**Task brief**. Listed below are entries; give the number of lines among them that include "paragraph", and only that number.

Start of Task inputs

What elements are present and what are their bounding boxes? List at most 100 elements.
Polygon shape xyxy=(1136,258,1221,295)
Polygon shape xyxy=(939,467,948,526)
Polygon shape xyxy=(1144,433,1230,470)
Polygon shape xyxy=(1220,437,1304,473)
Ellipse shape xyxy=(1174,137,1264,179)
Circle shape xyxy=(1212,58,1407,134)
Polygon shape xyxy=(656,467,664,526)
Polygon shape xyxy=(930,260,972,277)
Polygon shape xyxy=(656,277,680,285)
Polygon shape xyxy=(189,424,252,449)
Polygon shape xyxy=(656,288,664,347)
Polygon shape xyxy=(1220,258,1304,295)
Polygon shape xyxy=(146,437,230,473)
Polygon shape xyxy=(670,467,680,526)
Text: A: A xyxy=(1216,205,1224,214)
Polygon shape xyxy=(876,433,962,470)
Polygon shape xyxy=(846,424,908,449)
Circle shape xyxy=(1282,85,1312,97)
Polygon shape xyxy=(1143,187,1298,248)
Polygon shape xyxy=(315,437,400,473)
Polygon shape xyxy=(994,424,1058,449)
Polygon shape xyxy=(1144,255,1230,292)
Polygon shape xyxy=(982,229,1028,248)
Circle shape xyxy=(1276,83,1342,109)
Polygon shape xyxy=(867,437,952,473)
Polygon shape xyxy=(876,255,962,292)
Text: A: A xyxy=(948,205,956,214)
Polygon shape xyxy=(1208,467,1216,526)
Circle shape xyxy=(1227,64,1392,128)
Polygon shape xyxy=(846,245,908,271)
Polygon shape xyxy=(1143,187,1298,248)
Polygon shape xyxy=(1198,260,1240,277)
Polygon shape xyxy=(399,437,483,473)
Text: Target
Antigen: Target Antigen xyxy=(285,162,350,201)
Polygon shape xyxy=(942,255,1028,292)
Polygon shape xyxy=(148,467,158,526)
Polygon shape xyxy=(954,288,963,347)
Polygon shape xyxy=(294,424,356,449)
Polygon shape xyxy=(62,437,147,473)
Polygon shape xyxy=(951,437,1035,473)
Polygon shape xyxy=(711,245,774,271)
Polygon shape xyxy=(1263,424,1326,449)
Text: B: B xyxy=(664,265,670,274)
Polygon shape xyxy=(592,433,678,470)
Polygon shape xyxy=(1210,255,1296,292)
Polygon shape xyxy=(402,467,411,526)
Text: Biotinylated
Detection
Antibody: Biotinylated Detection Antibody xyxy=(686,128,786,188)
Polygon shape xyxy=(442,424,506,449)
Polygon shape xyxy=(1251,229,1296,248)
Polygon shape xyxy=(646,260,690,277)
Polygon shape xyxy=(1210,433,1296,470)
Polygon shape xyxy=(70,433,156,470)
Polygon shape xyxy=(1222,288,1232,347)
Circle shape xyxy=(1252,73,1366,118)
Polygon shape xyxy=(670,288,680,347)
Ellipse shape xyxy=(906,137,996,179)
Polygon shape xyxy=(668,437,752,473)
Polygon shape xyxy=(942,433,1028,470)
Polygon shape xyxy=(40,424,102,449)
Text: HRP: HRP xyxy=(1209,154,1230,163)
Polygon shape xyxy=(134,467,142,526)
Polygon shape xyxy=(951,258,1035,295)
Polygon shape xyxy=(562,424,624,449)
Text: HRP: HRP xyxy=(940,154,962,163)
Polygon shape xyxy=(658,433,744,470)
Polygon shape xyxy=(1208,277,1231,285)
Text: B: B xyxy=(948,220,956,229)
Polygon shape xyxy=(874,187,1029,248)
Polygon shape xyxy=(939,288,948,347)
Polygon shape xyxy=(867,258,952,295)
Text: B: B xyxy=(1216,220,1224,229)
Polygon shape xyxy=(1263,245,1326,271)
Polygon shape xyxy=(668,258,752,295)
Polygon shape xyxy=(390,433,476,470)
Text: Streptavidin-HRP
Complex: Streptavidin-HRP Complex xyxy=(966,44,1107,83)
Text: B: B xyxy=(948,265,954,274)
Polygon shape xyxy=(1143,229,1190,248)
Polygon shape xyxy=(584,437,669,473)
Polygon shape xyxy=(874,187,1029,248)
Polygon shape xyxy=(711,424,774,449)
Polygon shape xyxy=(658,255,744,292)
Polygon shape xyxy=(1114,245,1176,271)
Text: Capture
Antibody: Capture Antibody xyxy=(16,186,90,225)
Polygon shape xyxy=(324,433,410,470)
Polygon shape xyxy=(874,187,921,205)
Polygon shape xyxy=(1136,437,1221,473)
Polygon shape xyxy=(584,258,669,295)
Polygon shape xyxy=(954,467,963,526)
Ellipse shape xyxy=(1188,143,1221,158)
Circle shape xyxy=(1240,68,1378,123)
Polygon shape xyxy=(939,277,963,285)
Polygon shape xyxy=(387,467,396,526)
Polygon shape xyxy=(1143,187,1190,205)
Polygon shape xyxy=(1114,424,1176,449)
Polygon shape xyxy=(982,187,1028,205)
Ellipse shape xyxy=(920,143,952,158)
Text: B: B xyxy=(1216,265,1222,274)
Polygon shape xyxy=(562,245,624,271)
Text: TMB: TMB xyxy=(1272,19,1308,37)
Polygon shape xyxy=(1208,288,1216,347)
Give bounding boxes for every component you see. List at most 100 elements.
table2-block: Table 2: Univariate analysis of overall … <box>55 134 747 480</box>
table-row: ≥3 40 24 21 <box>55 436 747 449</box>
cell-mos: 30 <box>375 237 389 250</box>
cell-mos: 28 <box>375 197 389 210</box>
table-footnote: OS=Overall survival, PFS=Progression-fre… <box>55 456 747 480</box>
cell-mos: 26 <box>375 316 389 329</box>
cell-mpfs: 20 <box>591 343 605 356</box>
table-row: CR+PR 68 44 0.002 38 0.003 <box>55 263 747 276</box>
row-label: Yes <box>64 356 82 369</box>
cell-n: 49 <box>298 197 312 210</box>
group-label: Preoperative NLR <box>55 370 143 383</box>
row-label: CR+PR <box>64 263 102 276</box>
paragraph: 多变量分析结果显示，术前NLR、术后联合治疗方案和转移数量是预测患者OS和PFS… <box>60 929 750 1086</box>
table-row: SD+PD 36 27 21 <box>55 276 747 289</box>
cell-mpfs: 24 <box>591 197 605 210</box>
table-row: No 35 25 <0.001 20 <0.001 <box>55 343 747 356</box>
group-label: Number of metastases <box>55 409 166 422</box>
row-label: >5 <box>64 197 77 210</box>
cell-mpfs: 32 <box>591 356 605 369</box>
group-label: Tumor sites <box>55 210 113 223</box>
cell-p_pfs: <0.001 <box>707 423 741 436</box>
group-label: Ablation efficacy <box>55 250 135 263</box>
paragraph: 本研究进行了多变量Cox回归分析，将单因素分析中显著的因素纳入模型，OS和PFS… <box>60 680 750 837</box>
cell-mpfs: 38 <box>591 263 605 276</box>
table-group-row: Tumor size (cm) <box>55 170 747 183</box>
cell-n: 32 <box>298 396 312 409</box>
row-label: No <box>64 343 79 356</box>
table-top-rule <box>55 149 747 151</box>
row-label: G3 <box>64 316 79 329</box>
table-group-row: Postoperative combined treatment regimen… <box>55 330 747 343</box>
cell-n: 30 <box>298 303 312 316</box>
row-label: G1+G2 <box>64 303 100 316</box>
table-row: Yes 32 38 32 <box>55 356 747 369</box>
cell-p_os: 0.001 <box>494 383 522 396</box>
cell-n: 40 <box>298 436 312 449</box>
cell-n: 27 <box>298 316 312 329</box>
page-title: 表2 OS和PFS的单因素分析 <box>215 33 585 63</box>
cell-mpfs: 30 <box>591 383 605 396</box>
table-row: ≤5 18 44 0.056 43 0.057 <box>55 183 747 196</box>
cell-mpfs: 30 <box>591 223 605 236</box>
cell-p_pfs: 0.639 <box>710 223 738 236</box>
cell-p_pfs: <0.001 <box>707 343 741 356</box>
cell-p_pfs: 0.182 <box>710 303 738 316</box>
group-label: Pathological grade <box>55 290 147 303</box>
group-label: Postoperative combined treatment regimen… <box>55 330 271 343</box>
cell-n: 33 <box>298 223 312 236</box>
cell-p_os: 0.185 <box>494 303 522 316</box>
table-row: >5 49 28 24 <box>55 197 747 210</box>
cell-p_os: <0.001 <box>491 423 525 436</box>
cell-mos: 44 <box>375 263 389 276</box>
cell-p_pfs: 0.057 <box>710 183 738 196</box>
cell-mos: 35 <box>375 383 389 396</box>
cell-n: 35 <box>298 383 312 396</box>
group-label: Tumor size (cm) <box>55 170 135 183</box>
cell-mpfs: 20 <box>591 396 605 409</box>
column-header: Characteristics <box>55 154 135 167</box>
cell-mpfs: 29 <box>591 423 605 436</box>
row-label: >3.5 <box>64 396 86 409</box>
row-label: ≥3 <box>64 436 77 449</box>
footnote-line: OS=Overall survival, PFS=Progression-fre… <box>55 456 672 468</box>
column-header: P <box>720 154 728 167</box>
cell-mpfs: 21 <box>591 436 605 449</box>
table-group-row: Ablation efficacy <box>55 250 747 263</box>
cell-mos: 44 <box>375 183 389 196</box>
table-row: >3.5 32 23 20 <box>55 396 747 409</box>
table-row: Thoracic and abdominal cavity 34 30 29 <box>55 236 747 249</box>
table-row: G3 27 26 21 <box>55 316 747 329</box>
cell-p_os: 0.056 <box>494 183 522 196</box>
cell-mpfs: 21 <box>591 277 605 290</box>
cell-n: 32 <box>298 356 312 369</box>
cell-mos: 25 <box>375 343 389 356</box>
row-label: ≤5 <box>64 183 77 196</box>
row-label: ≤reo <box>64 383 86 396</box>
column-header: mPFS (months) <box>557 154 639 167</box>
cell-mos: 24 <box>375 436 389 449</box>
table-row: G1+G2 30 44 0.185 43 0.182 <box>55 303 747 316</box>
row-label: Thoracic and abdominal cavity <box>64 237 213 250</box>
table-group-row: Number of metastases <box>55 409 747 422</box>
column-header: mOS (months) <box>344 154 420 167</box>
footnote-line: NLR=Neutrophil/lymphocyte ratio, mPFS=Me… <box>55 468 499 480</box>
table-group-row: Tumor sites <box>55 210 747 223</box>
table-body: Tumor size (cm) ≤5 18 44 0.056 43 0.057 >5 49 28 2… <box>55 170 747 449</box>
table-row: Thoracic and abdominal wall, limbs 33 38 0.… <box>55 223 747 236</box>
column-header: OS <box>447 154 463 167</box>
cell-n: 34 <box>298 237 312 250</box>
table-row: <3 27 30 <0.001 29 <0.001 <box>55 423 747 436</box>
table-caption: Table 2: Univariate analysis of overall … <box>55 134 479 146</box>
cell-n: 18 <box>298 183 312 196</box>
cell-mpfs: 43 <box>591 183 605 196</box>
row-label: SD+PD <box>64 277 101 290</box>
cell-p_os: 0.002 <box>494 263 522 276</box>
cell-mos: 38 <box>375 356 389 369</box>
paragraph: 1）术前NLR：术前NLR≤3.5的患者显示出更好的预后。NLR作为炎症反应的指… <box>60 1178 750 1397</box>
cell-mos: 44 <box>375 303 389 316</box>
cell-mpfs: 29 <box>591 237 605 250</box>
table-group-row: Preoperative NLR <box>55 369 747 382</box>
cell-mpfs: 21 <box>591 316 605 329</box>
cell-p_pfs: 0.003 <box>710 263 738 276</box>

End of Task inputs

**Task answer**. 3